### Records provided

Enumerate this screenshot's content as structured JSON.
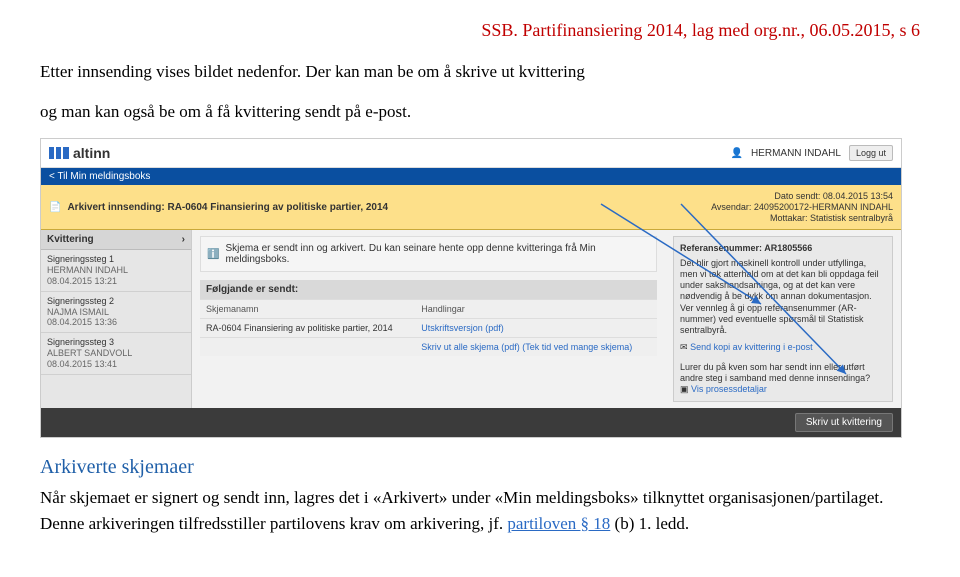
{
  "doc": {
    "header": "SSB. Partifinansiering 2014, lag med org.nr., 06.05.2015, s 6",
    "intro1": "Etter innsending vises bildet nedenfor. Der kan man be om å skrive ut kvittering",
    "intro2": "og man kan også be om å få kvittering sendt på e-post.",
    "section_title": "Arkiverte skjemaer",
    "body1a": "Når skjemaet er signert og sendt inn, lagres det i «Arkivert» under «Min meldingsboks» tilknyttet organisasjonen/partilaget. Denne arkiveringen tilfredsstiller partilovens krav om arkivering, jf. ",
    "body1b": "partiloven § 18",
    "body1c": " (b) 1. ledd."
  },
  "ui": {
    "logo_text": "altinn",
    "username": "HERMANN INDAHL",
    "logout": "Logg ut",
    "backlink": "< Til Min meldingsboks",
    "archive_title": "Arkivert innsending: RA-0604 Finansiering av politiske partier, 2014",
    "meta_sent": "Dato sendt: 08.04.2015 13:54",
    "meta_sender": "Avsendar: 24095200172-HERMANN INDAHL",
    "meta_receiver": "Mottakar: Statistisk sentralbyrå",
    "side_hdr": "Kvittering",
    "steps": [
      {
        "title": "Signeringssteg 1",
        "name": "HERMANN INDAHL",
        "ts": "08.04.2015 13:21"
      },
      {
        "title": "Signeringssteg 2",
        "name": "NAJMA ISMAIL",
        "ts": "08.04.2015 13:36"
      },
      {
        "title": "Signeringssteg 3",
        "name": "ALBERT SANDVOLL",
        "ts": "08.04.2015 13:41"
      }
    ],
    "info_text": "Skjema er sendt inn og arkivert. Du kan seinare hente opp denne kvitteringa frå Min meldingsboks.",
    "sent_hdr": "Følgjande er sendt:",
    "col_name": "Skjemanamn",
    "col_action": "Handlingar",
    "row_name": "RA-0604 Finansiering av politiske partier, 2014",
    "row_link": "Utskriftsversjon (pdf)",
    "print_all": "Skriv ut alle skjema (pdf) (Tek tid ved mange skjema)",
    "ref_hdr": "Referansenummer: AR1805566",
    "ref_body": "Det blir gjort maskinell kontroll under utfyllinga, men vi tek atterhald om at det kan bli oppdaga feil under sakshandsaminga, og at det kan vere nødvendig å be dykk om annan dokumentasjon. Ver vennleg å gi opp referansenummer (AR-nummer) ved eventuelle spørsmål til Statistisk sentralbyrå.",
    "send_copy": "Send kopi av kvittering i e-post",
    "wonder": "Lurer du på kven som har sendt inn eller utført andre steg i samband med denne innsendinga?",
    "show_details": "Vis prosessdetaljar",
    "print_btn": "Skriv ut kvittering"
  }
}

######

Exercise description: Set down every record once more, word for word, without pictures.

Final answer:
Enumerate this screenshot's content as structured JSON.
{
  "doc": {
    "header": "SSB. Partifinansiering 2014, lag med org.nr., 06.05.2015, s 6",
    "intro1": "Etter innsending vises bildet nedenfor. Der kan man be om å skrive ut kvittering",
    "intro2": "og man kan også be om å få kvittering sendt på e-post.",
    "section_title": "Arkiverte skjemaer",
    "body1a": "Når skjemaet er signert og sendt inn, lagres det i «Arkivert» under «Min meldingsboks» tilknyttet organisasjonen/partilaget. Denne arkiveringen tilfredsstiller partilovens krav om arkivering, jf. ",
    "body1b": "partiloven § 18",
    "body1c": " (b) 1. ledd."
  },
  "ui": {
    "logo_text": "altinn",
    "username": "HERMANN INDAHL",
    "logout": "Logg ut",
    "backlink": "< Til Min meldingsboks",
    "archive_title": "Arkivert innsending: RA-0604 Finansiering av politiske partier, 2014",
    "meta_sent": "Dato sendt: 08.04.2015 13:54",
    "meta_sender": "Avsendar: 24095200172-HERMANN INDAHL",
    "meta_receiver": "Mottakar: Statistisk sentralbyrå",
    "side_hdr": "Kvittering",
    "steps": [
      {
        "title": "Signeringssteg 1",
        "name": "HERMANN INDAHL",
        "ts": "08.04.2015 13:21"
      },
      {
        "title": "Signeringssteg 2",
        "name": "NAJMA ISMAIL",
        "ts": "08.04.2015 13:36"
      },
      {
        "title": "Signeringssteg 3",
        "name": "ALBERT SANDVOLL",
        "ts": "08.04.2015 13:41"
      }
    ],
    "info_text": "Skjema er sendt inn og arkivert. Du kan seinare hente opp denne kvitteringa frå Min meldingsboks.",
    "sent_hdr": "Følgjande er sendt:",
    "col_name": "Skjemanamn",
    "col_action": "Handlingar",
    "row_name": "RA-0604 Finansiering av politiske partier, 2014",
    "row_link": "Utskriftsversjon (pdf)",
    "print_all": "Skriv ut alle skjema (pdf) (Tek tid ved mange skjema)",
    "ref_hdr": "Referansenummer: AR1805566",
    "ref_body": "Det blir gjort maskinell kontroll under utfyllinga, men vi tek atterhald om at det kan bli oppdaga feil under sakshandsaminga, og at det kan vere nødvendig å be dykk om annan dokumentasjon. Ver vennleg å gi opp referansenummer (AR-nummer) ved eventuelle spørsmål til Statistisk sentralbyrå.",
    "send_copy": "Send kopi av kvittering i e-post",
    "wonder": "Lurer du på kven som har sendt inn eller utført andre steg i samband med denne innsendinga?",
    "show_details": "Vis prosessdetaljar",
    "print_btn": "Skriv ut kvittering"
  }
}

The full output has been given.